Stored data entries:
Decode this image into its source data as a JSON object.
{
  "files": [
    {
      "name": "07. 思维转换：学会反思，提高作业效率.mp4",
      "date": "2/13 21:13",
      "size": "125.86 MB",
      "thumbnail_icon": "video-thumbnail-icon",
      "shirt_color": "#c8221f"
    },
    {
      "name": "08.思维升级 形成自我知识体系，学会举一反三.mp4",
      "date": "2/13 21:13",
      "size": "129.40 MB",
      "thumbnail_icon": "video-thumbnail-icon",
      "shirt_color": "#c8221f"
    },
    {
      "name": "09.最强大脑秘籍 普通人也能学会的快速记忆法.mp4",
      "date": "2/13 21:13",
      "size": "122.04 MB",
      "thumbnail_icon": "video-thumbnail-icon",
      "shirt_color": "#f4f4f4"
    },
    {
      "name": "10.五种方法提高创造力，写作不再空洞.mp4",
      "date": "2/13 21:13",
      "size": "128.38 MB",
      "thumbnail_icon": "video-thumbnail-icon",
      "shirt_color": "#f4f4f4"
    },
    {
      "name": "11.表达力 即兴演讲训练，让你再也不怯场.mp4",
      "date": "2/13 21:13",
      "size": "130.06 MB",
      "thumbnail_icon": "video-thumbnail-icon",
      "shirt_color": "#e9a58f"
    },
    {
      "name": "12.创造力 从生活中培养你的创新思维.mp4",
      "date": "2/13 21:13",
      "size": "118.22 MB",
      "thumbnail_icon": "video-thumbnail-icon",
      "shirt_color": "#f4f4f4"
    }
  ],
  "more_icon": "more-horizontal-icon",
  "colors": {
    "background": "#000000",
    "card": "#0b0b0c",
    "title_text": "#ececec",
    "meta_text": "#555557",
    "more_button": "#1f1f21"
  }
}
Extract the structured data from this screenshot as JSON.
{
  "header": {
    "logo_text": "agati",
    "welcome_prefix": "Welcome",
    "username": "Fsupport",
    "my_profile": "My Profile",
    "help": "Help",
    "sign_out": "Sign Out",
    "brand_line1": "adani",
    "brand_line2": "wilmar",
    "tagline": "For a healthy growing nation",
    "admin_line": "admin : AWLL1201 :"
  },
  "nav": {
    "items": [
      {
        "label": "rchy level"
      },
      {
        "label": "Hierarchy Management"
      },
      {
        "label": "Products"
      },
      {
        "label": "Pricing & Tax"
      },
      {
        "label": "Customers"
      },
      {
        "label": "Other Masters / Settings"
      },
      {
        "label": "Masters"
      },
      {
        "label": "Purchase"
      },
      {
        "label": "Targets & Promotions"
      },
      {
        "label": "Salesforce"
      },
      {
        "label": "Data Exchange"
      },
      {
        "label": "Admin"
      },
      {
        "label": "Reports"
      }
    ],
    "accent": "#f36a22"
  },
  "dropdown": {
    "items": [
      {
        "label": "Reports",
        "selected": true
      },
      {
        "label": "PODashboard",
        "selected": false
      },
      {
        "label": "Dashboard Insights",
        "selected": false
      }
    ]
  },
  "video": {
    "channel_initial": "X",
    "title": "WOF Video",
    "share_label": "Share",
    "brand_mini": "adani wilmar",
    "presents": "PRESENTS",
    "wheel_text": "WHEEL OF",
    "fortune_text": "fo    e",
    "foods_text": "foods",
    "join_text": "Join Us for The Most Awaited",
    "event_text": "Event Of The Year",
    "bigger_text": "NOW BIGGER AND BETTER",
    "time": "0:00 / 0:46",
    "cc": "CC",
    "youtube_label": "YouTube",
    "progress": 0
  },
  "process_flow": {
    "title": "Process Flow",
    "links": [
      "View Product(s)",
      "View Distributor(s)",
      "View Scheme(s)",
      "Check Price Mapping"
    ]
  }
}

--

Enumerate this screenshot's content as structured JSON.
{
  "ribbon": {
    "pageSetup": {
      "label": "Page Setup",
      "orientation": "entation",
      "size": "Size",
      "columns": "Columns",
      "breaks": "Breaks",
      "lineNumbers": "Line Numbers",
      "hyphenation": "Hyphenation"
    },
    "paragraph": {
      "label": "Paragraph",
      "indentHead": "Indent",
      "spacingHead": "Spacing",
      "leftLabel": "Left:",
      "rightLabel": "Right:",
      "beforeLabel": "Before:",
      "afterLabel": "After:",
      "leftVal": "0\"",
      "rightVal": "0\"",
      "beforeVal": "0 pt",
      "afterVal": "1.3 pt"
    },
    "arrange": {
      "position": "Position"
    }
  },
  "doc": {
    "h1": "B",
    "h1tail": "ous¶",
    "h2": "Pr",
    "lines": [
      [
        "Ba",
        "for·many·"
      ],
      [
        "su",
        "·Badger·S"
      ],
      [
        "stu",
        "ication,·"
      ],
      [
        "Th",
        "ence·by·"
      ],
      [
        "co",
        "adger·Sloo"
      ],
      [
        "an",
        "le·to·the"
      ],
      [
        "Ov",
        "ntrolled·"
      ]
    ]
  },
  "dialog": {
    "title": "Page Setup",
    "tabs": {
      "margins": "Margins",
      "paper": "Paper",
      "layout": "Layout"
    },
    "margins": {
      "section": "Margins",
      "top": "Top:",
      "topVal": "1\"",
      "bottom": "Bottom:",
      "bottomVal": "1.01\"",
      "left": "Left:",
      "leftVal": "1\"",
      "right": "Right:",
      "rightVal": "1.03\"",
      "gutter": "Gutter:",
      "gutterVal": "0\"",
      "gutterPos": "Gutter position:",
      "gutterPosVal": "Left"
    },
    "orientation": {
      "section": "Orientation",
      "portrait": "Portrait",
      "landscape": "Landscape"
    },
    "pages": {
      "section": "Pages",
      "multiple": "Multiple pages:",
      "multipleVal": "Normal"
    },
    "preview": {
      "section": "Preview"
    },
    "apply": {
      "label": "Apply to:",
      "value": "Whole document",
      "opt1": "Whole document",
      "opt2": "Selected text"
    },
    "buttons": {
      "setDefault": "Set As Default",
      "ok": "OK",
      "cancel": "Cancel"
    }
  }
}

(Exercise description): Pull out each line holding the string "this".

(Correct result):
Decode this image into its source data as a JSON object.
Extract the structured data from this screenshot as JSON.
Enumerate this screenshot's content as structured JSON.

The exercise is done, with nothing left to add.